* _WHAT THE TASK ASKS_: Every line that holds "value" should be shown.

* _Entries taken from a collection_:
§ §
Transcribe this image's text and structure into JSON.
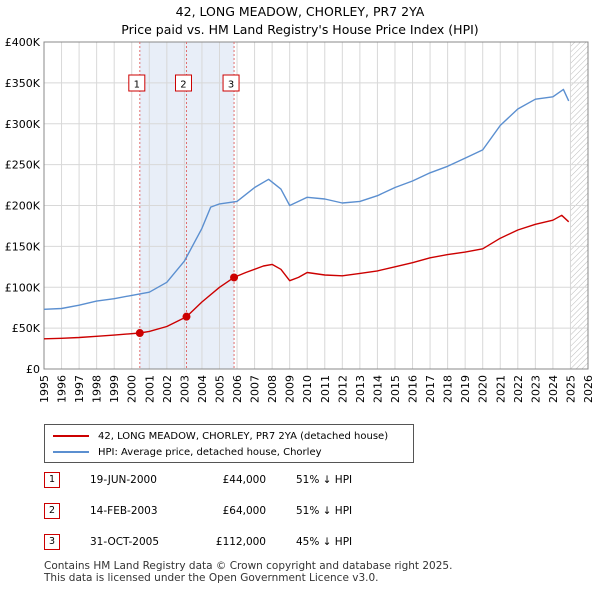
{
  "header": {
    "title": "42, LONG MEADOW, CHORLEY, PR7 2YA",
    "subtitle": "Price paid vs. HM Land Registry's House Price Index (HPI)"
  },
  "chart_data": {
    "type": "line",
    "title": "42, LONG MEADOW, CHORLEY, PR7 2YA",
    "subtitle": "Price paid vs. HM Land Registry's House Price Index (HPI)",
    "xlim": [
      1995,
      2026
    ],
    "ylim": [
      0,
      400000
    ],
    "x_ticks": [
      1995,
      1996,
      1997,
      1998,
      1999,
      2000,
      2001,
      2002,
      2003,
      2004,
      2005,
      2006,
      2007,
      2008,
      2009,
      2010,
      2011,
      2012,
      2013,
      2014,
      2015,
      2016,
      2017,
      2018,
      2019,
      2020,
      2021,
      2022,
      2023,
      2024,
      2025,
      2026
    ],
    "y_ticks": [
      {
        "value": 0,
        "label": "£0"
      },
      {
        "value": 50000,
        "label": "£50K"
      },
      {
        "value": 100000,
        "label": "£100K"
      },
      {
        "value": 150000,
        "label": "£150K"
      },
      {
        "value": 200000,
        "label": "£200K"
      },
      {
        "value": 250000,
        "label": "£250K"
      },
      {
        "value": 300000,
        "label": "£300K"
      },
      {
        "value": 350000,
        "label": "£350K"
      },
      {
        "value": 400000,
        "label": "£400K"
      }
    ],
    "grid": true,
    "shaded_periods": [
      {
        "from": 2000.46,
        "to": 2005.83
      }
    ],
    "future_hatch_from": 2025.0,
    "series": [
      {
        "name": "42, LONG MEADOW, CHORLEY, PR7 2YA (detached house)",
        "color": "#cc0000",
        "points": [
          [
            1995.0,
            37000
          ],
          [
            1996.0,
            37500
          ],
          [
            1997.0,
            38500
          ],
          [
            1998.0,
            40000
          ],
          [
            1999.0,
            41500
          ],
          [
            2000.46,
            44000
          ],
          [
            2001.0,
            46000
          ],
          [
            2002.0,
            52000
          ],
          [
            2003.12,
            64000
          ],
          [
            2004.0,
            82000
          ],
          [
            2005.0,
            100000
          ],
          [
            2005.83,
            112000
          ],
          [
            2006.5,
            118000
          ],
          [
            2007.5,
            126000
          ],
          [
            2008.0,
            128000
          ],
          [
            2008.5,
            122000
          ],
          [
            2009.0,
            108000
          ],
          [
            2009.5,
            112000
          ],
          [
            2010.0,
            118000
          ],
          [
            2011.0,
            115000
          ],
          [
            2012.0,
            114000
          ],
          [
            2013.0,
            117000
          ],
          [
            2014.0,
            120000
          ],
          [
            2015.0,
            125000
          ],
          [
            2016.0,
            130000
          ],
          [
            2017.0,
            136000
          ],
          [
            2018.0,
            140000
          ],
          [
            2019.0,
            143000
          ],
          [
            2020.0,
            147000
          ],
          [
            2021.0,
            160000
          ],
          [
            2022.0,
            170000
          ],
          [
            2023.0,
            177000
          ],
          [
            2024.0,
            182000
          ],
          [
            2024.5,
            188000
          ],
          [
            2024.9,
            180000
          ]
        ]
      },
      {
        "name": "HPI: Average price, detached house, Chorley",
        "color": "#5b8fd0",
        "points": [
          [
            1995.0,
            73000
          ],
          [
            1996.0,
            74000
          ],
          [
            1997.0,
            78000
          ],
          [
            1998.0,
            83000
          ],
          [
            1999.0,
            86000
          ],
          [
            2000.0,
            90000
          ],
          [
            2001.0,
            94000
          ],
          [
            2002.0,
            106000
          ],
          [
            2003.0,
            132000
          ],
          [
            2004.0,
            172000
          ],
          [
            2004.5,
            198000
          ],
          [
            2005.0,
            202000
          ],
          [
            2006.0,
            205000
          ],
          [
            2007.0,
            222000
          ],
          [
            2007.8,
            232000
          ],
          [
            2008.5,
            220000
          ],
          [
            2009.0,
            200000
          ],
          [
            2009.5,
            205000
          ],
          [
            2010.0,
            210000
          ],
          [
            2011.0,
            208000
          ],
          [
            2012.0,
            203000
          ],
          [
            2013.0,
            205000
          ],
          [
            2014.0,
            212000
          ],
          [
            2015.0,
            222000
          ],
          [
            2016.0,
            230000
          ],
          [
            2017.0,
            240000
          ],
          [
            2018.0,
            248000
          ],
          [
            2019.0,
            258000
          ],
          [
            2020.0,
            268000
          ],
          [
            2021.0,
            298000
          ],
          [
            2022.0,
            318000
          ],
          [
            2023.0,
            330000
          ],
          [
            2024.0,
            333000
          ],
          [
            2024.6,
            342000
          ],
          [
            2024.9,
            328000
          ]
        ]
      }
    ],
    "markers": [
      {
        "label": "1",
        "x": 2000.46,
        "y": 44000
      },
      {
        "label": "2",
        "x": 2003.12,
        "y": 64000
      },
      {
        "label": "3",
        "x": 2005.83,
        "y": 112000
      }
    ]
  },
  "legend": {
    "items": [
      {
        "label": "42, LONG MEADOW, CHORLEY, PR7 2YA (detached house)",
        "color": "#cc0000"
      },
      {
        "label": "HPI: Average price, detached house, Chorley",
        "color": "#5b8fd0"
      }
    ]
  },
  "transactions": [
    {
      "num": "1",
      "date": "19-JUN-2000",
      "price": "£44,000",
      "hpi": "51% ↓ HPI"
    },
    {
      "num": "2",
      "date": "14-FEB-2003",
      "price": "£64,000",
      "hpi": "51% ↓ HPI"
    },
    {
      "num": "3",
      "date": "31-OCT-2005",
      "price": "£112,000",
      "hpi": "45% ↓ HPI"
    }
  ],
  "footer": {
    "line1": "Contains HM Land Registry data © Crown copyright and database right 2025.",
    "line2": "This data is licensed under the Open Government Licence v3.0."
  }
}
§ §
* _ANSWER TO THIS EXERCISE_:
        "value": 0,
        "value": 50000,
        "value": 100000,
        "value": 150000,
        "value": 200000,
        "value": 250000,
        "value": 300000,
        "value": 350000,
        "value": 400000,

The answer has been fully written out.